DATA SUPPLIED =>
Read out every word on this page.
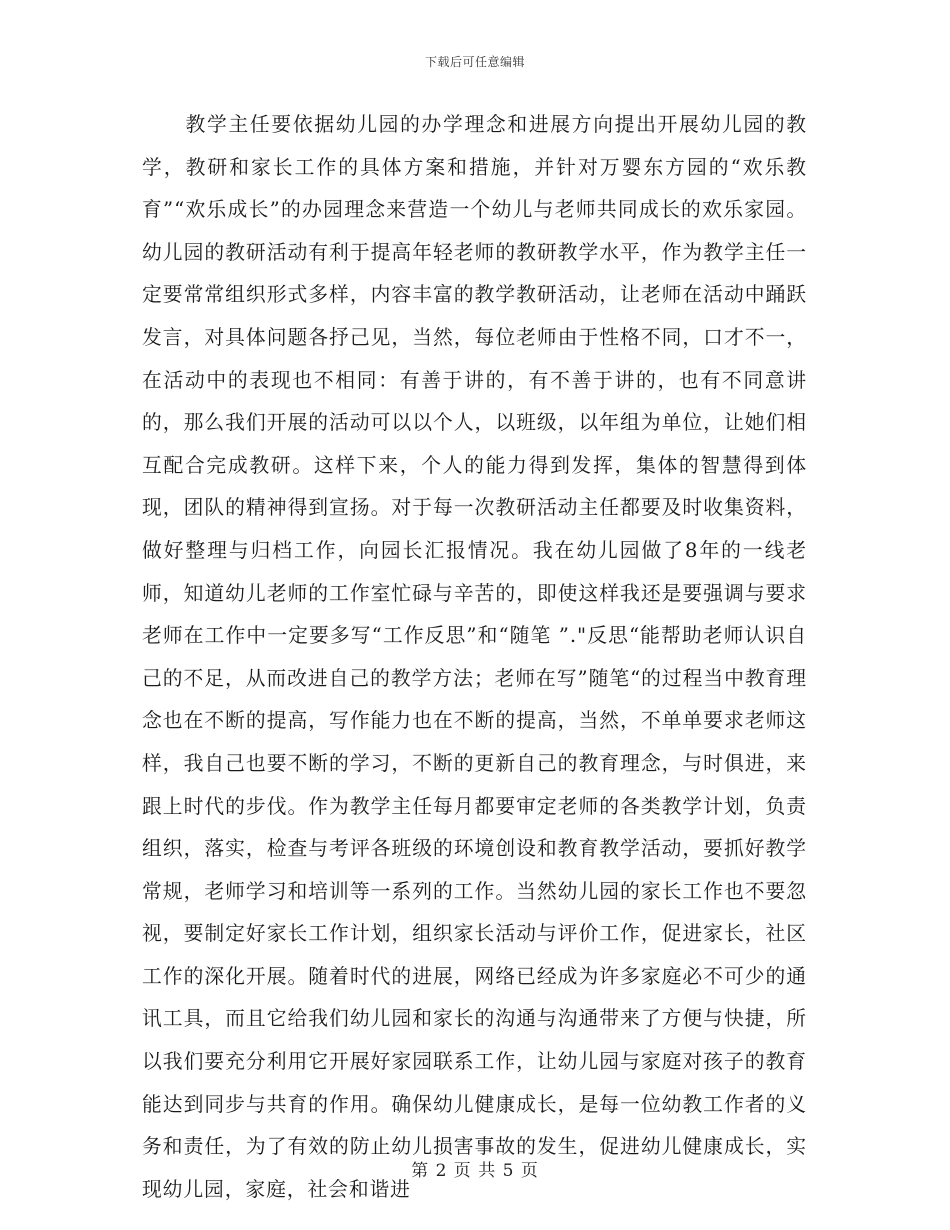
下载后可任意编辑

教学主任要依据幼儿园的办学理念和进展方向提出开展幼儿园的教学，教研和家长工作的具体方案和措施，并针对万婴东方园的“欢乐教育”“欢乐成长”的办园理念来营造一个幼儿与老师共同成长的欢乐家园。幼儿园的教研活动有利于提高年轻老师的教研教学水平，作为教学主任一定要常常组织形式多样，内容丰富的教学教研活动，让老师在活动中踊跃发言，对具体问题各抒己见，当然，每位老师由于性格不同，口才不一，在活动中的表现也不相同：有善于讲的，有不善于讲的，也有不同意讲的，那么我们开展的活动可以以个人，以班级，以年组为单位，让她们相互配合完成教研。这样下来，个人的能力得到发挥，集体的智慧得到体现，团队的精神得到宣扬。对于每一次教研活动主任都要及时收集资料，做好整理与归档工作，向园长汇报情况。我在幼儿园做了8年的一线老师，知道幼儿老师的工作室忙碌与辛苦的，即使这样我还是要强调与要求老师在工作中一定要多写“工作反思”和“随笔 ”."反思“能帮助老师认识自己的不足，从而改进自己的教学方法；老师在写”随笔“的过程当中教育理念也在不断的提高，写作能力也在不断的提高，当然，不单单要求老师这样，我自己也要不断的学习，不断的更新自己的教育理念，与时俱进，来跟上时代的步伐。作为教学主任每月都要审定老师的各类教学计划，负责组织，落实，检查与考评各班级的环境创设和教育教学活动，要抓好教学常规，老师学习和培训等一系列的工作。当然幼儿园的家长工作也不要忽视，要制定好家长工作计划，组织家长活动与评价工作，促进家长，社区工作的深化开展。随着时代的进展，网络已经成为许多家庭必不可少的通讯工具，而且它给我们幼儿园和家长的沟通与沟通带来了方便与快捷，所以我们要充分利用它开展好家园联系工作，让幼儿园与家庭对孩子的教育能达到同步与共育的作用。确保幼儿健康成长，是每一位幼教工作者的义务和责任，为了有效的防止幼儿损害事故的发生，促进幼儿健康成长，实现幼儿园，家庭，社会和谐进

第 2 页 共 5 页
...
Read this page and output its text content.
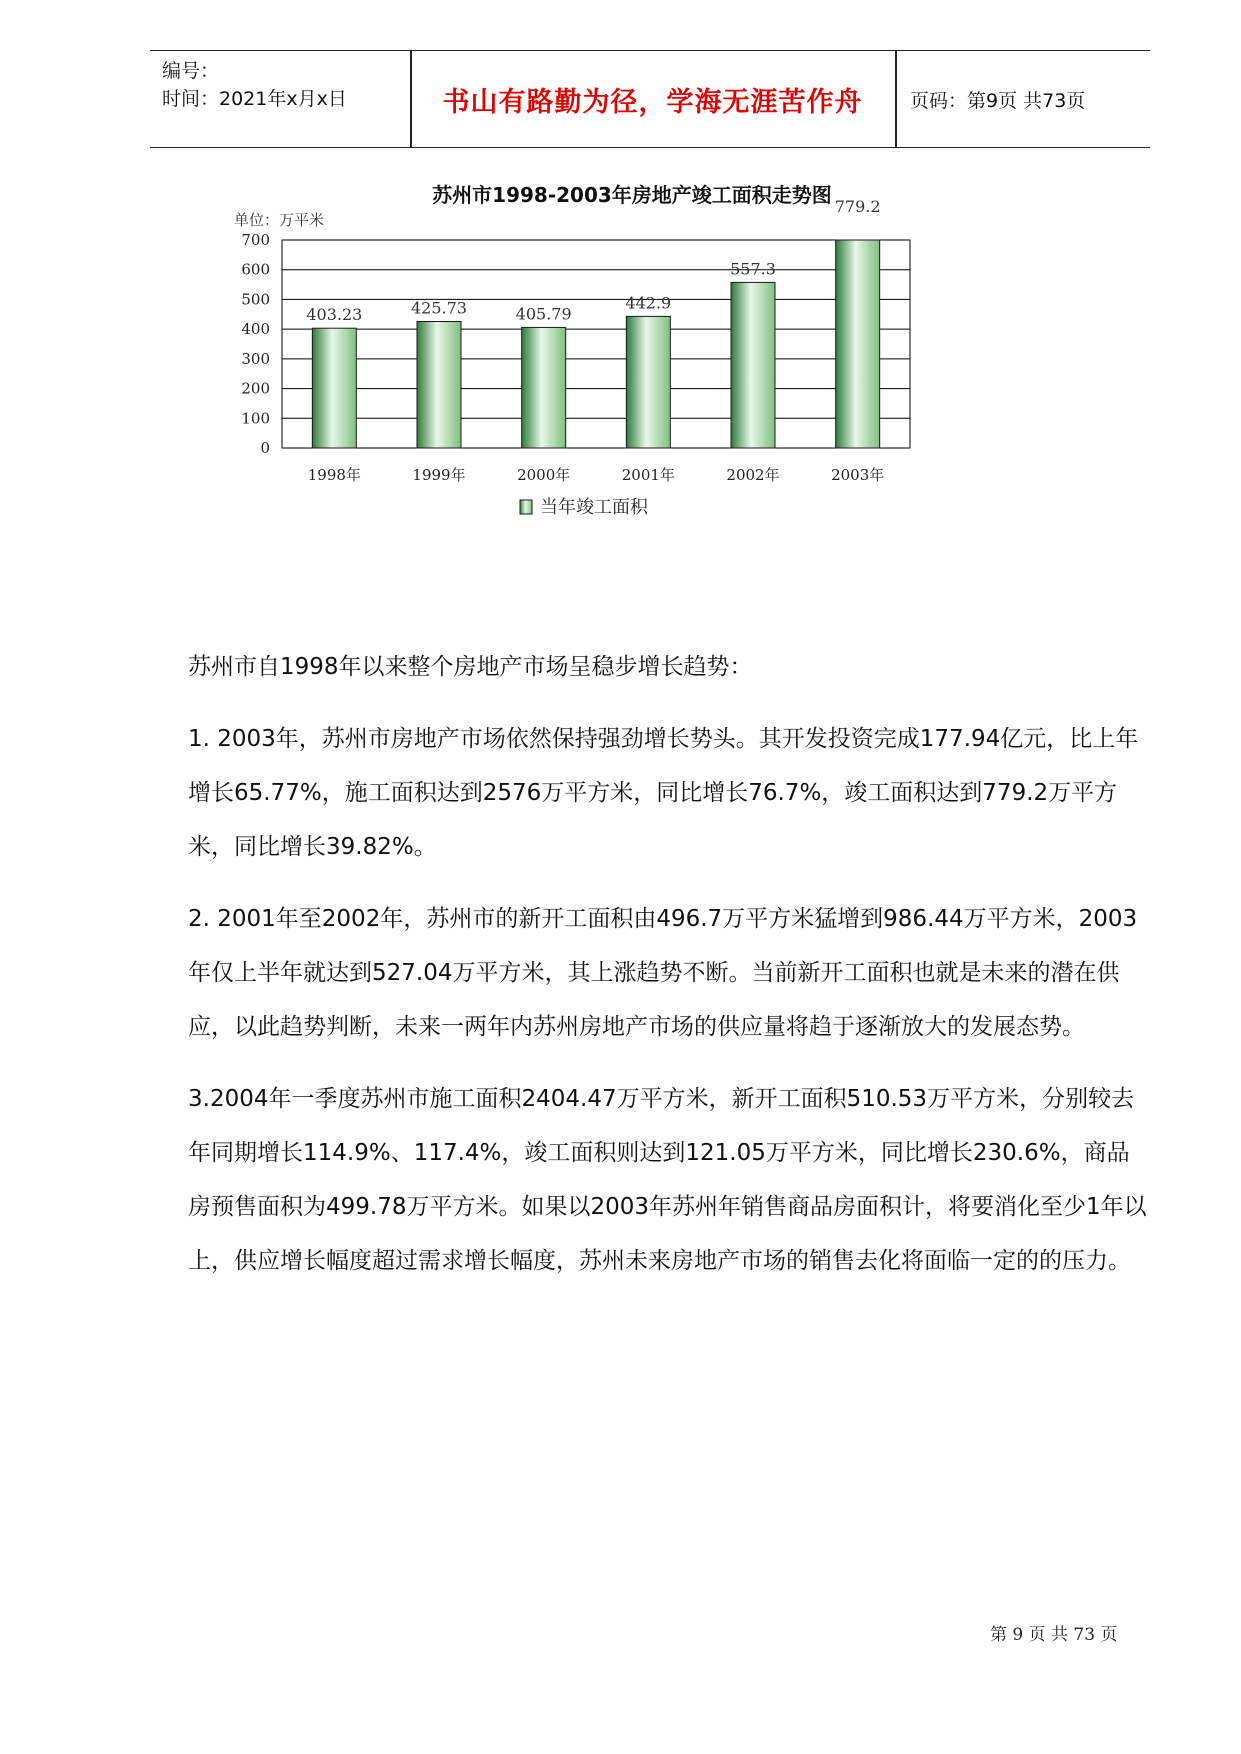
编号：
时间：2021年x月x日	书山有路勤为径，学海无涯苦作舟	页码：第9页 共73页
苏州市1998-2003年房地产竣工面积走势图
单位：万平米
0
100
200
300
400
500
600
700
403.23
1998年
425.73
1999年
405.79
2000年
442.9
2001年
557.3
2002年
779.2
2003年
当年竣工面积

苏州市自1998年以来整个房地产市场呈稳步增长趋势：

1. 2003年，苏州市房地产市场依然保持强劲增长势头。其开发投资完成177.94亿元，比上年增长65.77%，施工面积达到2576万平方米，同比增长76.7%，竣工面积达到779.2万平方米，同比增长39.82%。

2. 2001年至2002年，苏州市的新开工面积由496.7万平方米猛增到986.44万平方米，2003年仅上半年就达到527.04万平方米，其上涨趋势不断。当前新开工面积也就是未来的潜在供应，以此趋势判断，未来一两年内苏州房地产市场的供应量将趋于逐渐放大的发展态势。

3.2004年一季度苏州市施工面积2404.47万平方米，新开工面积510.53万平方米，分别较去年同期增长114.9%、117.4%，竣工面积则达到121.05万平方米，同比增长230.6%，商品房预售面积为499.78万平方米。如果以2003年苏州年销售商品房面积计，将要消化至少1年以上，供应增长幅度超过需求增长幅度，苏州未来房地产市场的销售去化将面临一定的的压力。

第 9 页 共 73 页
---
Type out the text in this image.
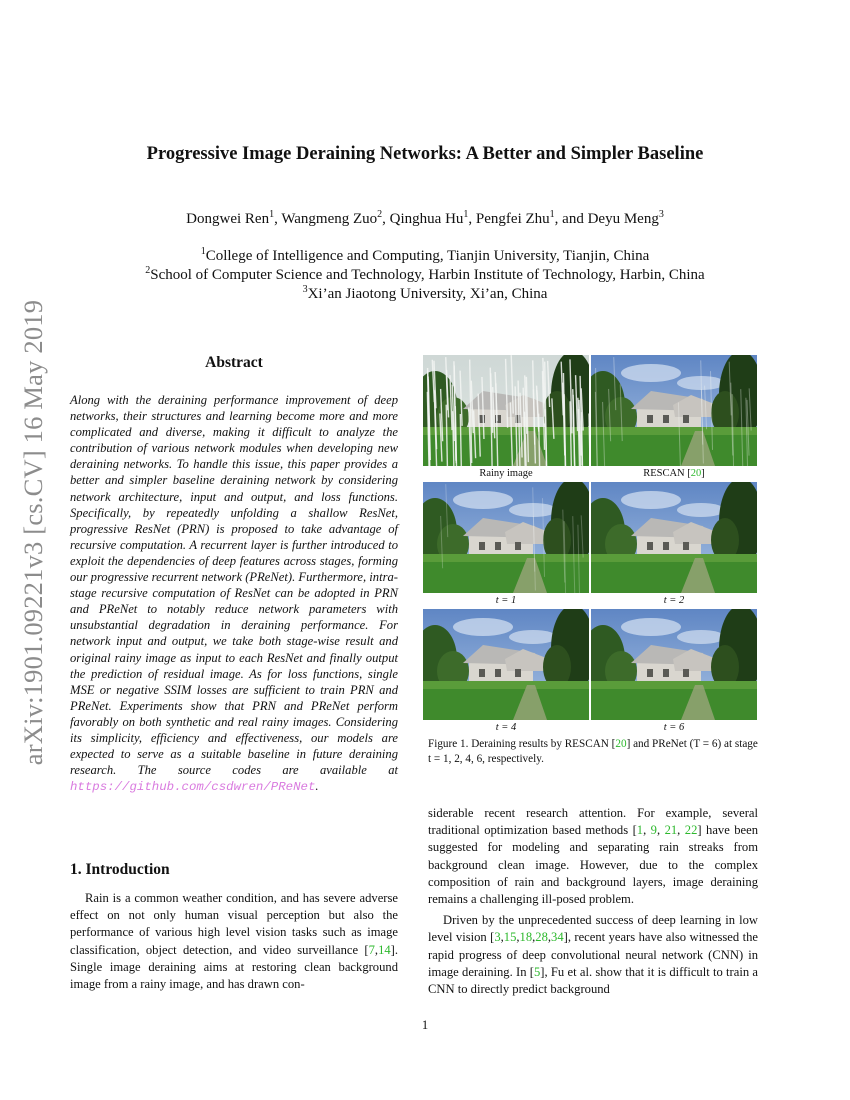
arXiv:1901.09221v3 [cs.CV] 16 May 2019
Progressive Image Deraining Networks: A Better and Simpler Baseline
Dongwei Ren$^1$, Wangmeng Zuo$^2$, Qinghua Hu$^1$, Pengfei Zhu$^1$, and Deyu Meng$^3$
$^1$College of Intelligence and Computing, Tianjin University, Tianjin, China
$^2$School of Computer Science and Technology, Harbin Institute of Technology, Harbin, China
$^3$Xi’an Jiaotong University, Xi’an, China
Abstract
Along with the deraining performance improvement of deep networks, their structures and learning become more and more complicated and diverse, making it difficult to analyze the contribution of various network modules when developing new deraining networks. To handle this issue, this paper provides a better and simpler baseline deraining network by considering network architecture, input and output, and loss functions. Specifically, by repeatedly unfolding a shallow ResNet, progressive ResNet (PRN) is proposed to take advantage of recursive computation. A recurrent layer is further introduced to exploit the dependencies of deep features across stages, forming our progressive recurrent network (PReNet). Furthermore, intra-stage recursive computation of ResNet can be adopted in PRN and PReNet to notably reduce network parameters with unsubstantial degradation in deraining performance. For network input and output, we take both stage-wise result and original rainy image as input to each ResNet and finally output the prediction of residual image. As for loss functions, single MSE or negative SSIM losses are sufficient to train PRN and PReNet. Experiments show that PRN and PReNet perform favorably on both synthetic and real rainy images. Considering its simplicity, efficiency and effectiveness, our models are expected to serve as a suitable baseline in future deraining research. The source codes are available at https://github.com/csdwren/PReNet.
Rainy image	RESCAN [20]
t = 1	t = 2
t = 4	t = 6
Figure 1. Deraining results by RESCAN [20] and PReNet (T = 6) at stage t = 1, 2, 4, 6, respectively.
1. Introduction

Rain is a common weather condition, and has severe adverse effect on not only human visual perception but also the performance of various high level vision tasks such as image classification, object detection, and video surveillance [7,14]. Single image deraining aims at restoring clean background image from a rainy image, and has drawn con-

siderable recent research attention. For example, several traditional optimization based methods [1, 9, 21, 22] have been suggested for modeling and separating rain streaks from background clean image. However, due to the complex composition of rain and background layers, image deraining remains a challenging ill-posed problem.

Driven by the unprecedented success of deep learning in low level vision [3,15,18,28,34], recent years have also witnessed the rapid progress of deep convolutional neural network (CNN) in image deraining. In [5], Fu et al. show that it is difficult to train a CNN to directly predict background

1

TASK PROMPT => Select all lines in the listing above where the word "China" appears, and show them.

EXERCISE OUTPUT =>
$^1$College of Intelligence and Computing, Tianjin University, Tianjin, China
$^2$School of Computer Science and Technology, Harbin Institute of Technology, Harbin, China
$^3$Xi’an Jiaotong University, Xi’an, China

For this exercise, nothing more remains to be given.